SET PROBLEM — Restate the material word for word and leave out anything that is a picture.

THE RECORDS —
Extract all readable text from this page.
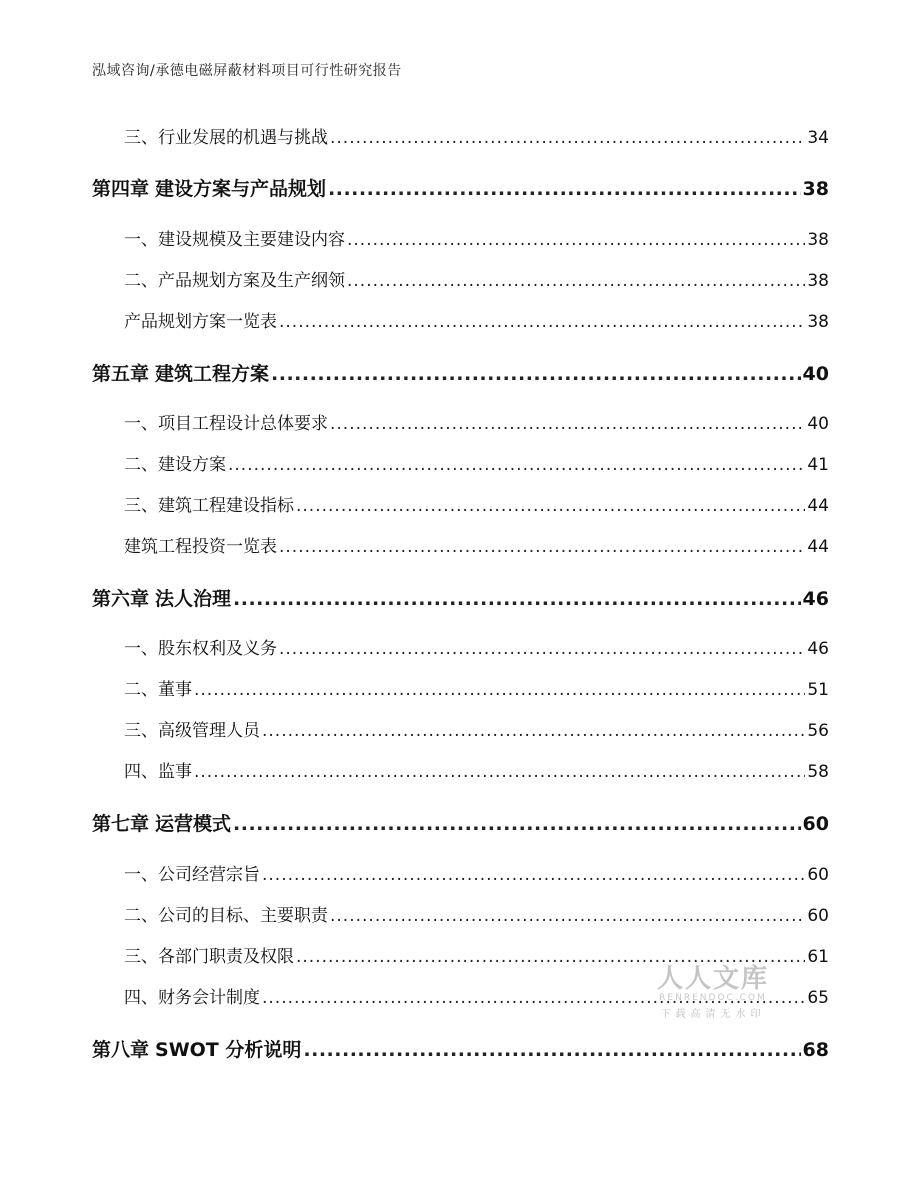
泓域咨询/承德电磁屏蔽材料项目可行性研究报告
三、 行业发展的机遇与挑战 .....	34
第四章 建设方案与产品规划 .....	38
一、 建设规模及主要建设内容 .....	38
二、 产品规划方案及生产纲领 .....	38
产品规划方案一览表 .....	38
第五章 建筑工程方案 .....	40
一、 项目工程设计总体要求 .....	40
二、 建设方案 .....	41
三、 建筑工程建设指标 .....	44
建筑工程投资一览表 .....	44
第六章 法人治理 .....	46
一、 股东权利及义务 .....	46
二、 董事 .....	51
三、 高级管理人员 .....	56
四、 监事 .....	58
第七章 运营模式 .....	60
一、 公司经营宗旨 .....	60
二、 公司的目标、主要职责 .....	60
三、 各部门职责及权限 .....	61
四、 财务会计制度 .....	65
第八章 SWOT 分析说明 .....	68
人人文库
RENRENDOC.COM
下载高清无水印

THE REPLY —
Extract all readable text from this page.
泓域咨询/承德电磁屏蔽材料项目可行性研究报告
三、 行业发展的机遇与挑战 .....	34
第四章 建设方案与产品规划 .....	38
一、 建设规模及主要建设内容 .....	38
二、 产品规划方案及生产纲领 .....	38
产品规划方案一览表 .....	38
第五章 建筑工程方案 .....	40
一、 项目工程设计总体要求 .....	40
二、 建设方案 .....	41
三、 建筑工程建设指标 .....	44
建筑工程投资一览表 .....	44
第六章 法人治理 .....	46
一、 股东权利及义务 .....	46
二、 董事 .....	51
三、 高级管理人员 .....	56
四、 监事 .....	58
第七章 运营模式 .....	60
一、 公司经营宗旨 .....	60
二、 公司的目标、主要职责 .....	60
三、 各部门职责及权限 .....	61
四、 财务会计制度 .....	65
第八章 SWOT 分析说明 .....	68
人人文库
RENRENDOC.COM
下载高清无水印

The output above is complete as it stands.